■ What to do
Copy whichever lines contain the string "data".

━━━

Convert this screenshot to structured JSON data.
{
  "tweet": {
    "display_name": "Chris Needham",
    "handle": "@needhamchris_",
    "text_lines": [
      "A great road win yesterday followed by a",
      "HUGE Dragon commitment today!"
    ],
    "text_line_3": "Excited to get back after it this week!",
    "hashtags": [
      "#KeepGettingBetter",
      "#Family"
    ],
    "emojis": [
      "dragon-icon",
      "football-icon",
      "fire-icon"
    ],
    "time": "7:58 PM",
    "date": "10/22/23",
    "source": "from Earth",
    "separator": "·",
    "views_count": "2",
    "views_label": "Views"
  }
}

━━━

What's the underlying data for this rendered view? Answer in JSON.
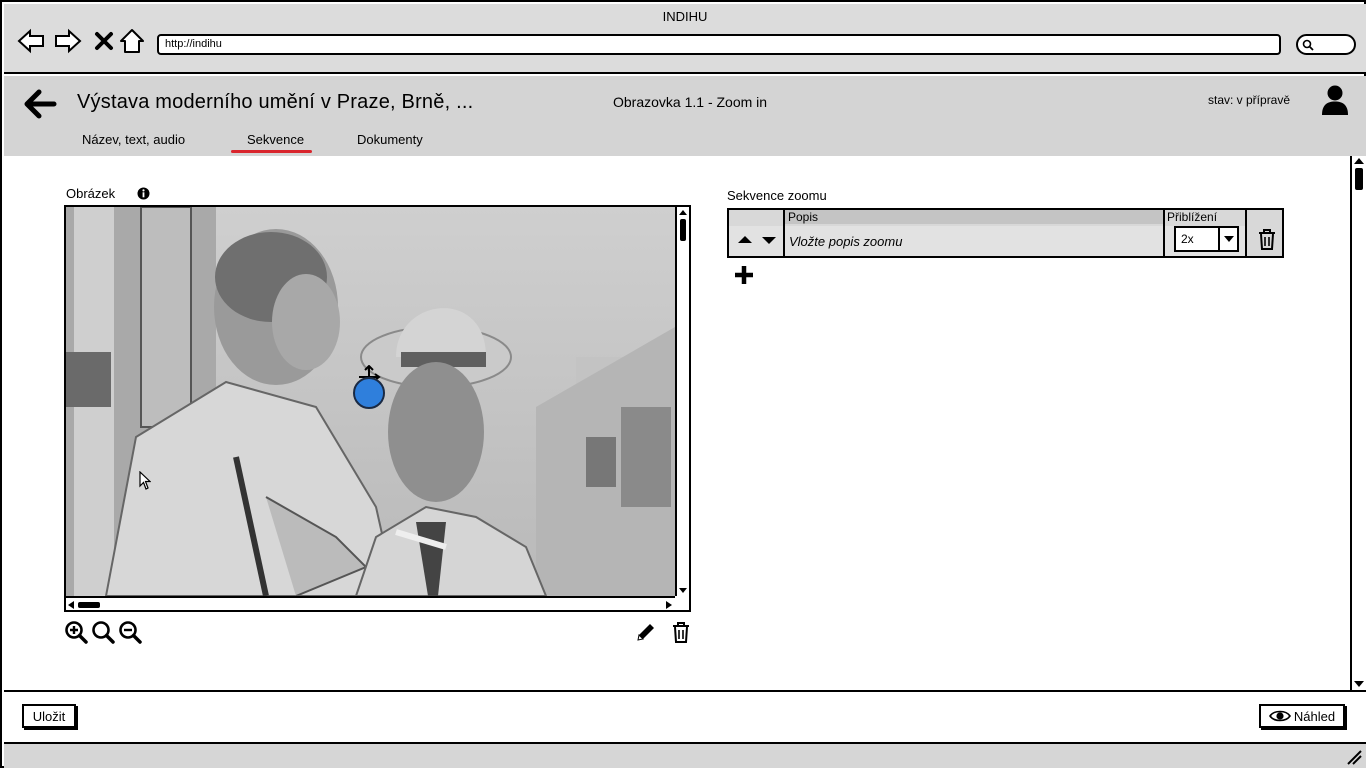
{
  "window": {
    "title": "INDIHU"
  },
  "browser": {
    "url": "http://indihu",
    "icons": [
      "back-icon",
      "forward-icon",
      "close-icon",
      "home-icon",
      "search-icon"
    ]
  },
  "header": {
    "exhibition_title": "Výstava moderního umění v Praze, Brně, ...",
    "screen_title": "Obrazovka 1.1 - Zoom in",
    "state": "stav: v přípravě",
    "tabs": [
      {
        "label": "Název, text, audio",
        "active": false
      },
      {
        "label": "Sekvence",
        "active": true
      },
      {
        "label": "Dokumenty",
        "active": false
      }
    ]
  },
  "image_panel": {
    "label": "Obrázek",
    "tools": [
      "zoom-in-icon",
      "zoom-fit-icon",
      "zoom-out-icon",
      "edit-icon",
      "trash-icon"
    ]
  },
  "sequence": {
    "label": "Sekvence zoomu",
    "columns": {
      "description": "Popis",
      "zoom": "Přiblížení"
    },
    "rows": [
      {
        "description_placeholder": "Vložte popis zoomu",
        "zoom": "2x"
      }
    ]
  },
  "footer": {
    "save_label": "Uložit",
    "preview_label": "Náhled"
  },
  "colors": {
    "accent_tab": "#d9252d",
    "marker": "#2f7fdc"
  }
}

━━━

■ Written answer
Convert this screenshot to structured JSON data.
What's the underlying data for this rendered view? Answer in JSON.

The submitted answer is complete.